» **Written task**
Set down every entry word for word. Omit the pictures.

» **Data for processing**
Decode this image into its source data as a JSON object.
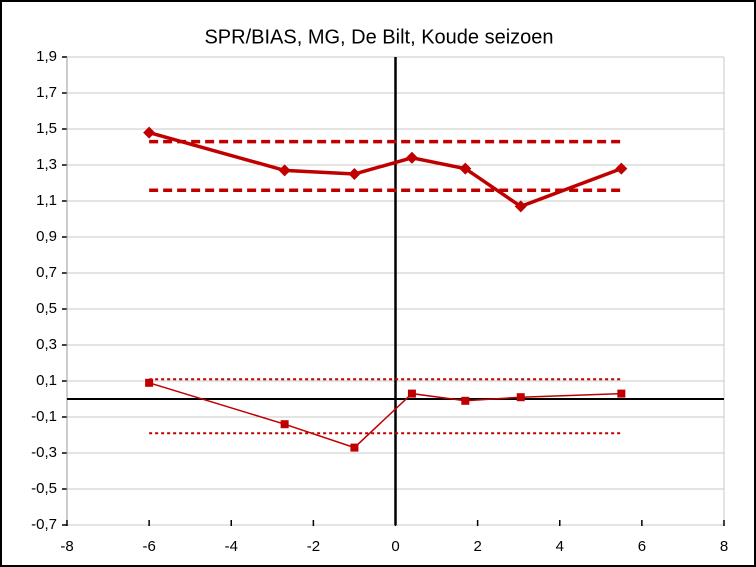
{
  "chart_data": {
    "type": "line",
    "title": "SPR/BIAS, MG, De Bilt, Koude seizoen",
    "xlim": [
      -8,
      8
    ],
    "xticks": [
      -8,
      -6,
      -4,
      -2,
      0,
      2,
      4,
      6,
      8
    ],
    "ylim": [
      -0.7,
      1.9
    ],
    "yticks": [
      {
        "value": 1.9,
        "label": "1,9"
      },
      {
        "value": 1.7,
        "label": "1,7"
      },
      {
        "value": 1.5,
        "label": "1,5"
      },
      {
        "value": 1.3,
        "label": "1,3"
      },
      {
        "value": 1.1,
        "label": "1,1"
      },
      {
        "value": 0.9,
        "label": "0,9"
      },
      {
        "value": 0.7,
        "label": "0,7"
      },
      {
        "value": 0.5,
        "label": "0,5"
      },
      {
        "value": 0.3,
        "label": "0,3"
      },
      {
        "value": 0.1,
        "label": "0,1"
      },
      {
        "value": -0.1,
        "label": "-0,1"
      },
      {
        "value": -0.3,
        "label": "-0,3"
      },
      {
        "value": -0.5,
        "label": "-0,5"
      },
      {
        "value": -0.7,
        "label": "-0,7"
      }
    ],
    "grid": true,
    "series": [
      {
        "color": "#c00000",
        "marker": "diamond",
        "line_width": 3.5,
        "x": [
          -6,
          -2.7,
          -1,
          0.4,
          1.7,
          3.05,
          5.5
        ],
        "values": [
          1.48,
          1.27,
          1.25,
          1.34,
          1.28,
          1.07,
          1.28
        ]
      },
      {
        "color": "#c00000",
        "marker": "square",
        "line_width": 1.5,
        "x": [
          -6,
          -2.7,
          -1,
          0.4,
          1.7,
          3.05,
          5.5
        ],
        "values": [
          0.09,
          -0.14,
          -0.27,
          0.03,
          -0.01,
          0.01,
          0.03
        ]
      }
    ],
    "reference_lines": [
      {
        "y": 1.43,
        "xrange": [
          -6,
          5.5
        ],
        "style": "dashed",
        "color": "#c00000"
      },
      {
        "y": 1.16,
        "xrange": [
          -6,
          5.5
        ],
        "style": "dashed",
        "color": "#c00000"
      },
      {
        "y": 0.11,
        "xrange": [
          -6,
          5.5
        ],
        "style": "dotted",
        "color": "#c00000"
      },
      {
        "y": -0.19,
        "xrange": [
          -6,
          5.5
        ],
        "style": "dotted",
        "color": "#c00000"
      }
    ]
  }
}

» **Response**
Decode this image into its source data as a JSON object.
{
  "chart_data": {
    "type": "line",
    "title": "SPR/BIAS, MG, De Bilt, Koude seizoen",
    "xlim": [
      -8,
      8
    ],
    "xticks": [
      -8,
      -6,
      -4,
      -2,
      0,
      2,
      4,
      6,
      8
    ],
    "ylim": [
      -0.7,
      1.9
    ],
    "yticks": [
      {
        "value": 1.9,
        "label": "1,9"
      },
      {
        "value": 1.7,
        "label": "1,7"
      },
      {
        "value": 1.5,
        "label": "1,5"
      },
      {
        "value": 1.3,
        "label": "1,3"
      },
      {
        "value": 1.1,
        "label": "1,1"
      },
      {
        "value": 0.9,
        "label": "0,9"
      },
      {
        "value": 0.7,
        "label": "0,7"
      },
      {
        "value": 0.5,
        "label": "0,5"
      },
      {
        "value": 0.3,
        "label": "0,3"
      },
      {
        "value": 0.1,
        "label": "0,1"
      },
      {
        "value": -0.1,
        "label": "-0,1"
      },
      {
        "value": -0.3,
        "label": "-0,3"
      },
      {
        "value": -0.5,
        "label": "-0,5"
      },
      {
        "value": -0.7,
        "label": "-0,7"
      }
    ],
    "grid": true,
    "series": [
      {
        "color": "#c00000",
        "marker": "diamond",
        "line_width": 3.5,
        "x": [
          -6,
          -2.7,
          -1,
          0.4,
          1.7,
          3.05,
          5.5
        ],
        "values": [
          1.48,
          1.27,
          1.25,
          1.34,
          1.28,
          1.07,
          1.28
        ]
      },
      {
        "color": "#c00000",
        "marker": "square",
        "line_width": 1.5,
        "x": [
          -6,
          -2.7,
          -1,
          0.4,
          1.7,
          3.05,
          5.5
        ],
        "values": [
          0.09,
          -0.14,
          -0.27,
          0.03,
          -0.01,
          0.01,
          0.03
        ]
      }
    ],
    "reference_lines": [
      {
        "y": 1.43,
        "xrange": [
          -6,
          5.5
        ],
        "style": "dashed",
        "color": "#c00000"
      },
      {
        "y": 1.16,
        "xrange": [
          -6,
          5.5
        ],
        "style": "dashed",
        "color": "#c00000"
      },
      {
        "y": 0.11,
        "xrange": [
          -6,
          5.5
        ],
        "style": "dotted",
        "color": "#c00000"
      },
      {
        "y": -0.19,
        "xrange": [
          -6,
          5.5
        ],
        "style": "dotted",
        "color": "#c00000"
      }
    ]
  }
}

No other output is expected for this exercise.